Start GIVEN INFORMATION

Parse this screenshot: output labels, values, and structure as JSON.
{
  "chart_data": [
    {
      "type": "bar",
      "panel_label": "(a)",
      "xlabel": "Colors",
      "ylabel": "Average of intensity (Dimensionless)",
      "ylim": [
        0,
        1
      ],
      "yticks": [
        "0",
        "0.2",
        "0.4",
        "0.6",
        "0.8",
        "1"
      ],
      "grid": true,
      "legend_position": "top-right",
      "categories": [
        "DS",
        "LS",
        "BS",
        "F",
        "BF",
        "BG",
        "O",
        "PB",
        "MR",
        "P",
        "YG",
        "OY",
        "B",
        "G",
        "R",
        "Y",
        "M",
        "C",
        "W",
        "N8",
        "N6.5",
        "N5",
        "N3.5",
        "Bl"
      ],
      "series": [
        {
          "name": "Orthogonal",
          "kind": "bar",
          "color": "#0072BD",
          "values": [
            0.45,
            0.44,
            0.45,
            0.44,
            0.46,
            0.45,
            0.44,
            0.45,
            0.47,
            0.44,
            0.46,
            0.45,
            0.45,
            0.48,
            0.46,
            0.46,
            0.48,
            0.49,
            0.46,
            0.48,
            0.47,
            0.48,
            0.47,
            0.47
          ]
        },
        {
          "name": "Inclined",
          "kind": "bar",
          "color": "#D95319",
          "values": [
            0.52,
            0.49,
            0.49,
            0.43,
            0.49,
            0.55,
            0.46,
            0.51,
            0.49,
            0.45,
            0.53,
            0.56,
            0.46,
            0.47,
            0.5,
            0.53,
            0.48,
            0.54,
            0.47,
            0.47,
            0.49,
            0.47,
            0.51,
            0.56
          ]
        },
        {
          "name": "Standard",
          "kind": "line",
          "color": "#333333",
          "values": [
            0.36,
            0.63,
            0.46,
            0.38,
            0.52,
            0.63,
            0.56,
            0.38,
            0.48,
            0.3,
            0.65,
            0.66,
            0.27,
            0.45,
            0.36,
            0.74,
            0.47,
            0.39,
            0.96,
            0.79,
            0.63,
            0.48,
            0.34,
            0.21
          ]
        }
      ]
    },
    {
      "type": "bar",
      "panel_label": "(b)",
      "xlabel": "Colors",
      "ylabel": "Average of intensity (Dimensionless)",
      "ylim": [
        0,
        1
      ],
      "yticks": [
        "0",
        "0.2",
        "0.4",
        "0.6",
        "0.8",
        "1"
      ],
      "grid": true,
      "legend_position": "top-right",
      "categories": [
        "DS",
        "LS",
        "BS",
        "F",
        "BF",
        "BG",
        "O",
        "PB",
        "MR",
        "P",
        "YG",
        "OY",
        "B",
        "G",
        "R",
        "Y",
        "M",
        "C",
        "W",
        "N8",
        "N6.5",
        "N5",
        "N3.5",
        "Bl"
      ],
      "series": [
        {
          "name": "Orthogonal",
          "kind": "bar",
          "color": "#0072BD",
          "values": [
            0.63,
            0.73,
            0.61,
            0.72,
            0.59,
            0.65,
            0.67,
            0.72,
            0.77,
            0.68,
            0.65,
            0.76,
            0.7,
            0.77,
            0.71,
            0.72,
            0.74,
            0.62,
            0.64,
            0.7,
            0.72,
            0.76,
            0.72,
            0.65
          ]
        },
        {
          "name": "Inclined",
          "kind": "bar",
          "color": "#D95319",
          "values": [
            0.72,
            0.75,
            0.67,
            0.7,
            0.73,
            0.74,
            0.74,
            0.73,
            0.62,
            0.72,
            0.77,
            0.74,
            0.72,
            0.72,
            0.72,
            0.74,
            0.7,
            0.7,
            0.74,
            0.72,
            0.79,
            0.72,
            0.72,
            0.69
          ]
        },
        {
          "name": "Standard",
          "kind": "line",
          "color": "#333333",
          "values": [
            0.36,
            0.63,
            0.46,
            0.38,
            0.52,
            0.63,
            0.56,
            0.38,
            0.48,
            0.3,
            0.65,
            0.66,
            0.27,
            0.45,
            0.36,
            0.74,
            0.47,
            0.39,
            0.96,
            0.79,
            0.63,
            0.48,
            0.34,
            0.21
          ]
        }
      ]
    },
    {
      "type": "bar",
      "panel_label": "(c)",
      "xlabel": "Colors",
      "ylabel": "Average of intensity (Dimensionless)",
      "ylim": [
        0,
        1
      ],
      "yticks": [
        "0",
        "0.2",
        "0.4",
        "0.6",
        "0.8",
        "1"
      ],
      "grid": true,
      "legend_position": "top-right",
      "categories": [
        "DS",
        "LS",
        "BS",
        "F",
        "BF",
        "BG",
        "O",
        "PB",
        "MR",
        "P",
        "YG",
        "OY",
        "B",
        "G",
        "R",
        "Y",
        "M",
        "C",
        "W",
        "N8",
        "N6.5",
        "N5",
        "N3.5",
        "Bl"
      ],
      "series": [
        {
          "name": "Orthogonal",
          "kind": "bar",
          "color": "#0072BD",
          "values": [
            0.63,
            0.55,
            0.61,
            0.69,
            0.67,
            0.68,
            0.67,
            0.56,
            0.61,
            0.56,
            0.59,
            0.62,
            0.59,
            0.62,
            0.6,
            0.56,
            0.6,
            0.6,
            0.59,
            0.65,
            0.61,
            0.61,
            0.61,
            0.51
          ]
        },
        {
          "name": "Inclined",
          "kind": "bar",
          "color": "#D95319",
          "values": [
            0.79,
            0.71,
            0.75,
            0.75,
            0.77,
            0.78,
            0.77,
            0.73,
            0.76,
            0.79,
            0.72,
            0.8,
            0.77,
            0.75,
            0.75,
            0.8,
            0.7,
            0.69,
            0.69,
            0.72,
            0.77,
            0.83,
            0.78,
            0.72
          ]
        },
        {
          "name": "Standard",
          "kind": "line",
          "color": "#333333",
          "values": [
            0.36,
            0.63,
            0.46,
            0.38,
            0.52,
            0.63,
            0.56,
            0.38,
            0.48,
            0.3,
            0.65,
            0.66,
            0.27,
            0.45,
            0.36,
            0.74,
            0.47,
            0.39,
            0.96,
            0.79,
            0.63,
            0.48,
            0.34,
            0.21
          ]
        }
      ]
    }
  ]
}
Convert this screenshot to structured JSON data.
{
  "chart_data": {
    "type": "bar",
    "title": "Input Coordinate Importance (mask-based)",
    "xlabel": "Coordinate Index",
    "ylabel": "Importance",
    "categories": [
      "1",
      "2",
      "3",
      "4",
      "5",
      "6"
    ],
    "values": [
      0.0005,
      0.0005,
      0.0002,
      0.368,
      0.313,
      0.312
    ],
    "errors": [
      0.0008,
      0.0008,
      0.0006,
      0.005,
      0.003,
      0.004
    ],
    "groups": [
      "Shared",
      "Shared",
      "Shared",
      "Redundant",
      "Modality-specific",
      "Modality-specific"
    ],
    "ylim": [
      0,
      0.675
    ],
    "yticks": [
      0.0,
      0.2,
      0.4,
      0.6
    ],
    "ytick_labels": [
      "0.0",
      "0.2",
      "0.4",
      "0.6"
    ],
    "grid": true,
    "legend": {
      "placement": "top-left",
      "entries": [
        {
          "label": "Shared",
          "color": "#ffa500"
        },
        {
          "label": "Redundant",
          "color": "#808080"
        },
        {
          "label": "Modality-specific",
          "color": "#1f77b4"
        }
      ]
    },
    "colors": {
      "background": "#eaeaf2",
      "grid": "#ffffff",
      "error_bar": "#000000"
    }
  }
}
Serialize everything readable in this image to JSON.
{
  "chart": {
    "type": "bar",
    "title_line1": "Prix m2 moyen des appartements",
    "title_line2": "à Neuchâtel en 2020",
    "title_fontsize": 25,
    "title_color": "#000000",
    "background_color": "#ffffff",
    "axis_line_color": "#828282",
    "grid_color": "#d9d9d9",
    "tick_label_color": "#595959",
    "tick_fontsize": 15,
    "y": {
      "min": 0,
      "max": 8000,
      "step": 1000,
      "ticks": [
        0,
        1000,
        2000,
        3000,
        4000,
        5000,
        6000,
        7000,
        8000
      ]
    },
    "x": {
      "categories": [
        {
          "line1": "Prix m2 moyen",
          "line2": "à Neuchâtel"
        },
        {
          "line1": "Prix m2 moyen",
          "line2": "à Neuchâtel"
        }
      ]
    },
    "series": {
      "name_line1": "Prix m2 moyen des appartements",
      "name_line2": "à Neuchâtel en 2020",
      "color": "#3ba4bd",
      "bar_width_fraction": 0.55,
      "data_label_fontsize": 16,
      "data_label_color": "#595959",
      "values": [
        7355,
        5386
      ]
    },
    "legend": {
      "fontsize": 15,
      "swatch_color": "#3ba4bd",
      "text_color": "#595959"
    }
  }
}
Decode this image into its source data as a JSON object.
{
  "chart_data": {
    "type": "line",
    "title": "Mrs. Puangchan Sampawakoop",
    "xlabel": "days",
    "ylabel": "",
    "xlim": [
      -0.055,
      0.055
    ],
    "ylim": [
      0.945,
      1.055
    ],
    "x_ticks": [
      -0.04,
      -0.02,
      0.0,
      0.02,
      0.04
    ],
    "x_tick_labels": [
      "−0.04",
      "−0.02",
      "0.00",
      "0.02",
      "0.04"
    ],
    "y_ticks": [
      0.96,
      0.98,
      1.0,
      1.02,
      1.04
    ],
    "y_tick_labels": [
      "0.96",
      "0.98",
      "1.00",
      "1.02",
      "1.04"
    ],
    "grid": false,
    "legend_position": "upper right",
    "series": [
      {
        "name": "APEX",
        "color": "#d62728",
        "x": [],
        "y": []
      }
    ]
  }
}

End GIVEN INFORMATION

WHAT THE EXERCISE ASKS
Using the records above, pull out each line where the word "JSON" occurs.

RESULT OF THE TASK
Parse this screenshot: output labels, values, and structure as JSON.
Convert this screenshot to structured JSON data.
Serialize everything readable in this image to JSON.
Decode this image into its source data as a JSON object.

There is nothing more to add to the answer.